> **TASK REQUIREMENTS**:
Every record must be repeated exactly, with no omission.

[Extracts from a graphics dataset]
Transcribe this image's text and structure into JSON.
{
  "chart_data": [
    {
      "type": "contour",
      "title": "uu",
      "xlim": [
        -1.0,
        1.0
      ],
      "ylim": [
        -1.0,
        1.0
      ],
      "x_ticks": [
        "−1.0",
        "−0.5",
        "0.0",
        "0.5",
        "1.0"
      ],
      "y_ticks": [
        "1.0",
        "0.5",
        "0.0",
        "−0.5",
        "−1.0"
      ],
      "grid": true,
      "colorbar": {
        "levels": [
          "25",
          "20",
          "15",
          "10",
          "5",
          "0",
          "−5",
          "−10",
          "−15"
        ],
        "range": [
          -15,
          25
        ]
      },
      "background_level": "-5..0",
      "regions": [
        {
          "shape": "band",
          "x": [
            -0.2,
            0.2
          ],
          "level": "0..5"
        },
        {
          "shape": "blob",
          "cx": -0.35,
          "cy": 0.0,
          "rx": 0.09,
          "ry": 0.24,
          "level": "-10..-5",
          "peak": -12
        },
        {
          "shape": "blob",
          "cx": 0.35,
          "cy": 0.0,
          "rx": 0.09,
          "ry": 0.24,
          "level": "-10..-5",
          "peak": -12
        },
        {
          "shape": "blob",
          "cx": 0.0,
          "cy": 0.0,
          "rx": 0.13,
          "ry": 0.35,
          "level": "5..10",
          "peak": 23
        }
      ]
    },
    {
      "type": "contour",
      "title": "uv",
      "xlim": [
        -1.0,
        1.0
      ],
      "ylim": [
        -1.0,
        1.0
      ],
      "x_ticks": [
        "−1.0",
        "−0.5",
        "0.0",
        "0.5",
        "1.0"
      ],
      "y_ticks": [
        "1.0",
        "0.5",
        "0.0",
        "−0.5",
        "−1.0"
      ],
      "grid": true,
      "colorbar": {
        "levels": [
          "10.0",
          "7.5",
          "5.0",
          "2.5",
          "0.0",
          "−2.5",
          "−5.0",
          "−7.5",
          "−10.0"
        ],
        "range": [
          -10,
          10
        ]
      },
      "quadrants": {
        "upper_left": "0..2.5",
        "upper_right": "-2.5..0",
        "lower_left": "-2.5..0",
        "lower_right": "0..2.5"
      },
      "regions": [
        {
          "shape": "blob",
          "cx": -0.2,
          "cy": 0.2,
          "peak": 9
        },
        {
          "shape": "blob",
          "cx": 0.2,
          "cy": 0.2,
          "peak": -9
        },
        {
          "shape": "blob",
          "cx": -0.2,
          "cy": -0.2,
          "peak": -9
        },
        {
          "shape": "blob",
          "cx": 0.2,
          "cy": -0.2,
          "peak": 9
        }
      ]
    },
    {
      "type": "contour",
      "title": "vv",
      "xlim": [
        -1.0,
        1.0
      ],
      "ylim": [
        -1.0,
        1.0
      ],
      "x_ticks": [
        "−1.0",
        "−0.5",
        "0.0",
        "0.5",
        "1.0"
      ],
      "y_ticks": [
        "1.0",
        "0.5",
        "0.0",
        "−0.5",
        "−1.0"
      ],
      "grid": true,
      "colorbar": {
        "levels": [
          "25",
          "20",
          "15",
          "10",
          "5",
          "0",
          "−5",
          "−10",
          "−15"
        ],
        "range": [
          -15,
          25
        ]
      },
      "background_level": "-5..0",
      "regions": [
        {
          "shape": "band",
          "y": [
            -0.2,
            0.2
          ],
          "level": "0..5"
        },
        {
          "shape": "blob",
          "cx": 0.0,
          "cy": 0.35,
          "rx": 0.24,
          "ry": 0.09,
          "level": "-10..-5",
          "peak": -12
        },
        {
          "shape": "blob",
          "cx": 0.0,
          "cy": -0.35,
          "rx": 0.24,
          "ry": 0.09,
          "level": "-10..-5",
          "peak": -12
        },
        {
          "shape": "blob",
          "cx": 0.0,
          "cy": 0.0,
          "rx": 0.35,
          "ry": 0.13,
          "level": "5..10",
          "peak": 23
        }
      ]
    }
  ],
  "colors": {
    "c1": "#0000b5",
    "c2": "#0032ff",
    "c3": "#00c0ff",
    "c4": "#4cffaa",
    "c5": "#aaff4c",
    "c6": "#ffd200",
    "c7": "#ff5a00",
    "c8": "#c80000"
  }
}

> **SOLUTION TO THIS TASK**:
Transcribe this image's text and structure into JSON.
{
  "chart_data": [
    {
      "type": "contour",
      "title": "uu",
      "xlim": [
        -1.0,
        1.0
      ],
      "ylim": [
        -1.0,
        1.0
      ],
      "x_ticks": [
        "−1.0",
        "−0.5",
        "0.0",
        "0.5",
        "1.0"
      ],
      "y_ticks": [
        "1.0",
        "0.5",
        "0.0",
        "−0.5",
        "−1.0"
      ],
      "grid": true,
      "colorbar": {
        "levels": [
          "25",
          "20",
          "15",
          "10",
          "5",
          "0",
          "−5",
          "−10",
          "−15"
        ],
        "range": [
          -15,
          25
        ]
      },
      "background_level": "-5..0",
      "regions": [
        {
          "shape": "band",
          "x": [
            -0.2,
            0.2
          ],
          "level": "0..5"
        },
        {
          "shape": "blob",
          "cx": -0.35,
          "cy": 0.0,
          "rx": 0.09,
          "ry": 0.24,
          "level": "-10..-5",
          "peak": -12
        },
        {
          "shape": "blob",
          "cx": 0.35,
          "cy": 0.0,
          "rx": 0.09,
          "ry": 0.24,
          "level": "-10..-5",
          "peak": -12
        },
        {
          "shape": "blob",
          "cx": 0.0,
          "cy": 0.0,
          "rx": 0.13,
          "ry": 0.35,
          "level": "5..10",
          "peak": 23
        }
      ]
    },
    {
      "type": "contour",
      "title": "uv",
      "xlim": [
        -1.0,
        1.0
      ],
      "ylim": [
        -1.0,
        1.0
      ],
      "x_ticks": [
        "−1.0",
        "−0.5",
        "0.0",
        "0.5",
        "1.0"
      ],
      "y_ticks": [
        "1.0",
        "0.5",
        "0.0",
        "−0.5",
        "−1.0"
      ],
      "grid": true,
      "colorbar": {
        "levels": [
          "10.0",
          "7.5",
          "5.0",
          "2.5",
          "0.0",
          "−2.5",
          "−5.0",
          "−7.5",
          "−10.0"
        ],
        "range": [
          -10,
          10
        ]
      },
      "quadrants": {
        "upper_left": "0..2.5",
        "upper_right": "-2.5..0",
        "lower_left": "-2.5..0",
        "lower_right": "0..2.5"
      },
      "regions": [
        {
          "shape": "blob",
          "cx": -0.2,
          "cy": 0.2,
          "peak": 9
        },
        {
          "shape": "blob",
          "cx": 0.2,
          "cy": 0.2,
          "peak": -9
        },
        {
          "shape": "blob",
          "cx": -0.2,
          "cy": -0.2,
          "peak": -9
        },
        {
          "shape": "blob",
          "cx": 0.2,
          "cy": -0.2,
          "peak": 9
        }
      ]
    },
    {
      "type": "contour",
      "title": "vv",
      "xlim": [
        -1.0,
        1.0
      ],
      "ylim": [
        -1.0,
        1.0
      ],
      "x_ticks": [
        "−1.0",
        "−0.5",
        "0.0",
        "0.5",
        "1.0"
      ],
      "y_ticks": [
        "1.0",
        "0.5",
        "0.0",
        "−0.5",
        "−1.0"
      ],
      "grid": true,
      "colorbar": {
        "levels": [
          "25",
          "20",
          "15",
          "10",
          "5",
          "0",
          "−5",
          "−10",
          "−15"
        ],
        "range": [
          -15,
          25
        ]
      },
      "background_level": "-5..0",
      "regions": [
        {
          "shape": "band",
          "y": [
            -0.2,
            0.2
          ],
          "level": "0..5"
        },
        {
          "shape": "blob",
          "cx": 0.0,
          "cy": 0.35,
          "rx": 0.24,
          "ry": 0.09,
          "level": "-10..-5",
          "peak": -12
        },
        {
          "shape": "blob",
          "cx": 0.0,
          "cy": -0.35,
          "rx": 0.24,
          "ry": 0.09,
          "level": "-10..-5",
          "peak": -12
        },
        {
          "shape": "blob",
          "cx": 0.0,
          "cy": 0.0,
          "rx": 0.35,
          "ry": 0.13,
          "level": "5..10",
          "peak": 23
        }
      ]
    }
  ],
  "colors": {
    "c1": "#0000b5",
    "c2": "#0032ff",
    "c3": "#00c0ff",
    "c4": "#4cffaa",
    "c5": "#aaff4c",
    "c6": "#ffd200",
    "c7": "#ff5a00",
    "c8": "#c80000"
  }
}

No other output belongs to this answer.